■ Task statement ■
For every line in the data below that contains "NATIONAL", copy the line.

■ Dataset records ■
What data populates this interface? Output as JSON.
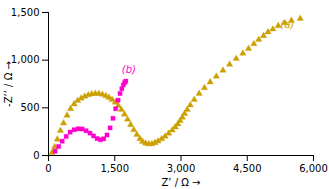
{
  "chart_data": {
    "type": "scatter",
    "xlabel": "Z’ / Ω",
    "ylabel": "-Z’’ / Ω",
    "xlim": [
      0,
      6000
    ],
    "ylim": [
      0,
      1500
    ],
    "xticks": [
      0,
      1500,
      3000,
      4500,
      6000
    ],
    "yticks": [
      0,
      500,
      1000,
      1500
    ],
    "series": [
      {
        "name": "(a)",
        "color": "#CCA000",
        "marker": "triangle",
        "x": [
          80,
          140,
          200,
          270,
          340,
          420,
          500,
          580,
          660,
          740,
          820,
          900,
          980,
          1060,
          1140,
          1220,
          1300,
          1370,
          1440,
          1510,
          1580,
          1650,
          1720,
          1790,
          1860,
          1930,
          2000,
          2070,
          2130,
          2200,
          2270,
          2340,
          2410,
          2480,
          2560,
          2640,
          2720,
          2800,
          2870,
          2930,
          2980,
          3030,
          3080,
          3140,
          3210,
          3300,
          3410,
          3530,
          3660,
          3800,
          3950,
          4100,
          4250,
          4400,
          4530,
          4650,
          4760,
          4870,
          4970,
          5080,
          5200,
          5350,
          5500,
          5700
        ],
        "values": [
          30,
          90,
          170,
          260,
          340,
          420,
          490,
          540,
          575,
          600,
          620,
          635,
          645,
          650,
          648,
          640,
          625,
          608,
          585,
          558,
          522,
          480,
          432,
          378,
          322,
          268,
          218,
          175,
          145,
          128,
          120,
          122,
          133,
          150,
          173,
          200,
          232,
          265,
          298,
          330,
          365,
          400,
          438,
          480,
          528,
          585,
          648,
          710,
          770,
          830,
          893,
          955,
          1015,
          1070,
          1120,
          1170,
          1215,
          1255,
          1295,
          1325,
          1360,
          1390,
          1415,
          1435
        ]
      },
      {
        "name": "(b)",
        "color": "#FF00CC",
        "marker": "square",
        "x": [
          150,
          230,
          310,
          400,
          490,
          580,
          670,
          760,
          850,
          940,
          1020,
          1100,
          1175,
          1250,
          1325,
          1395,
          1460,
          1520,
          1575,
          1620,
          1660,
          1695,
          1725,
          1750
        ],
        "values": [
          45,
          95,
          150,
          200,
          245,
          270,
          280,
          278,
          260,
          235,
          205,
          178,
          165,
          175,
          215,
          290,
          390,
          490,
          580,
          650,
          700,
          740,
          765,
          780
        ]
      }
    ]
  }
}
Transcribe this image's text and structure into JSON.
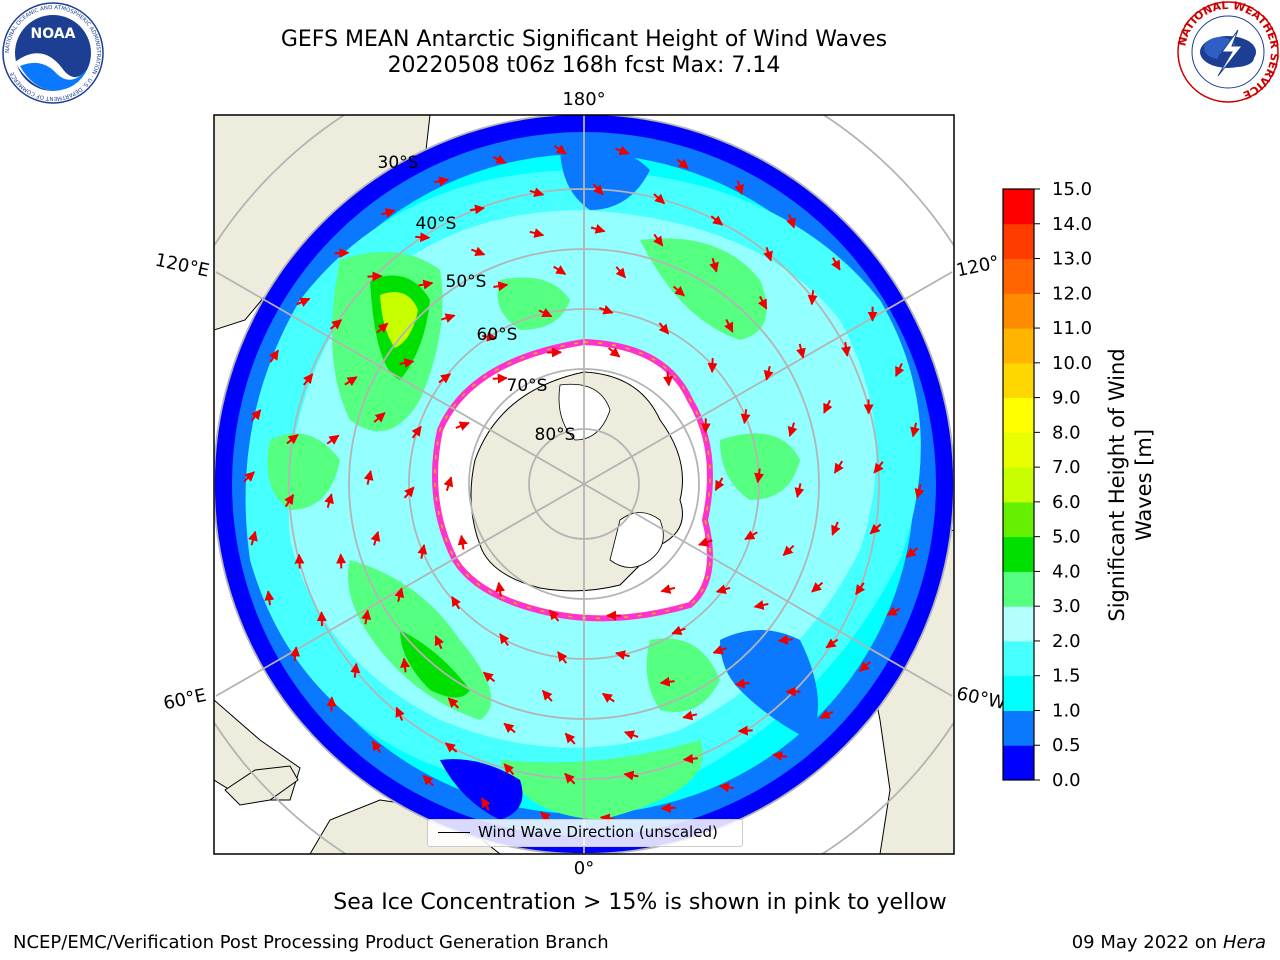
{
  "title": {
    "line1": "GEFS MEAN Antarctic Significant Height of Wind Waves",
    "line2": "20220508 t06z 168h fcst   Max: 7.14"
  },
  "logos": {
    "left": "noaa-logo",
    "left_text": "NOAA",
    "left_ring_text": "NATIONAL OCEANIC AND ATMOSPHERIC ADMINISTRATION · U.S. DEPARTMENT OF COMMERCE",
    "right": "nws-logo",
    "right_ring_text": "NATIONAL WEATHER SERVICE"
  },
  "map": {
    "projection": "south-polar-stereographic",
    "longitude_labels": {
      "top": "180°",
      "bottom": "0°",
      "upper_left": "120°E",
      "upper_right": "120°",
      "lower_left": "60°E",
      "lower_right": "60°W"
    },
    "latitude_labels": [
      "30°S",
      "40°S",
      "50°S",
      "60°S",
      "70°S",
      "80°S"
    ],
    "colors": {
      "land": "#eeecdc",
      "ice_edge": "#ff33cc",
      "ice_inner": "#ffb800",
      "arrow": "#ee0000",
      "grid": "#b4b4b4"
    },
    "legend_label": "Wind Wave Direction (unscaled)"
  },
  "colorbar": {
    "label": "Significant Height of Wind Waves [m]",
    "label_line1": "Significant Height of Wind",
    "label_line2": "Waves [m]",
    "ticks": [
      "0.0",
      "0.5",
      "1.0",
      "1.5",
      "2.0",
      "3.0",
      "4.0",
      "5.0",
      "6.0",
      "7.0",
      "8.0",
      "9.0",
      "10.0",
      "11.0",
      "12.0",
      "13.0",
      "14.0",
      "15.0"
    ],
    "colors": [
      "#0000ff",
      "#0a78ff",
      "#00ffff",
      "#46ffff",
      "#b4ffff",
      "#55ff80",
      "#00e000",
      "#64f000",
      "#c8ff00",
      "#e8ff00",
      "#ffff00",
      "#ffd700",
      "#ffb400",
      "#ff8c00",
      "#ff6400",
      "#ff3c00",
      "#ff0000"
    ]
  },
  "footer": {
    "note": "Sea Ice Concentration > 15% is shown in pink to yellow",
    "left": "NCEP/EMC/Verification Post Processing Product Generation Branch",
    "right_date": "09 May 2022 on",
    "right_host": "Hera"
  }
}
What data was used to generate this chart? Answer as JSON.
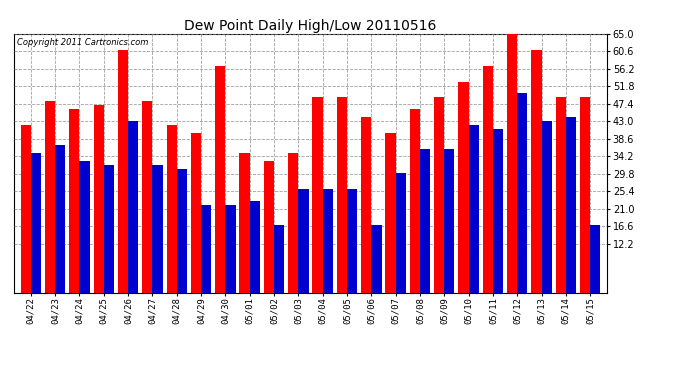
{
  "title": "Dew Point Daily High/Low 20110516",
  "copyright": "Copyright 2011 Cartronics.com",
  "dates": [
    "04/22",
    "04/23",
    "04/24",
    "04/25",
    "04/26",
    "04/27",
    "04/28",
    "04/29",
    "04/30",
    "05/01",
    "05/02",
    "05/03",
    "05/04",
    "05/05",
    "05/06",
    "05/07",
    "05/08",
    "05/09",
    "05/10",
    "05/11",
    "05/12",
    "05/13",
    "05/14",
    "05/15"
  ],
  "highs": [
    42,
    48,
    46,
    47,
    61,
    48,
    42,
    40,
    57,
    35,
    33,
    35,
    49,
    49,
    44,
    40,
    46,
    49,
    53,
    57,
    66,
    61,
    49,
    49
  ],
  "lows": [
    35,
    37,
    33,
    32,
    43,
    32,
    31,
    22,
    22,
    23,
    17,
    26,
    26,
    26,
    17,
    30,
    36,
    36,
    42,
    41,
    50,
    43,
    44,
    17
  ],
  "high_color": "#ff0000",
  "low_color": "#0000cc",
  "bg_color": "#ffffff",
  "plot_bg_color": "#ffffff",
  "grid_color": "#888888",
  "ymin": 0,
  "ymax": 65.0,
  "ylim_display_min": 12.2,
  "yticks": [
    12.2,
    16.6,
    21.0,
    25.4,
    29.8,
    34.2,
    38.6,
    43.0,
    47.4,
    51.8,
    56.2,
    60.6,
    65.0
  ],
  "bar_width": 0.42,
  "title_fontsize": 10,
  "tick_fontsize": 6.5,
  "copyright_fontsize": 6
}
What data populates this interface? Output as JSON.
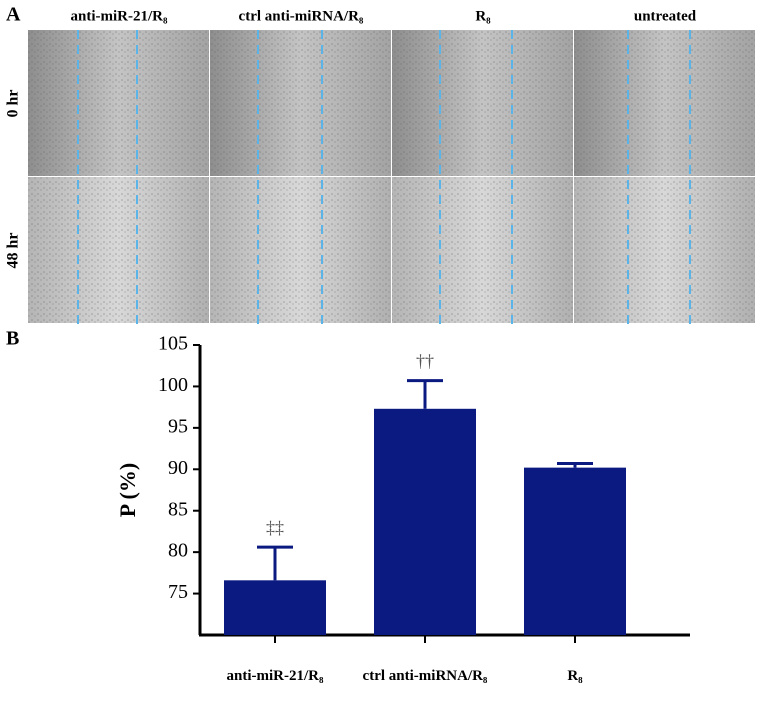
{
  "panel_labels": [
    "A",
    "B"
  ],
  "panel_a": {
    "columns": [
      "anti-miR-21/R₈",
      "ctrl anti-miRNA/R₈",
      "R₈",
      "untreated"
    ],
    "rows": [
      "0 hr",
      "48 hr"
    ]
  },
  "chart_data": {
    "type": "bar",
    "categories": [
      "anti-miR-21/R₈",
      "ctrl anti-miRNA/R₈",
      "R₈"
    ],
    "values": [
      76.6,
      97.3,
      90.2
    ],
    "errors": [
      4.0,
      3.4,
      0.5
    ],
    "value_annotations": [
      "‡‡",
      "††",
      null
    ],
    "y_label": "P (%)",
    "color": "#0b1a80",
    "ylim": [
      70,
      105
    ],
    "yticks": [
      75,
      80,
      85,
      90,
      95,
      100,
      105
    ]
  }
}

■ Full response ■
    "left_ring_text": "NATIONAL OCEANIC AND ATMOSPHERIC ADMINISTRATION · U.S. DEPARTMENT OF COMMERCE",
    "right_ring_text": "NATIONAL WEATHER SERVICE"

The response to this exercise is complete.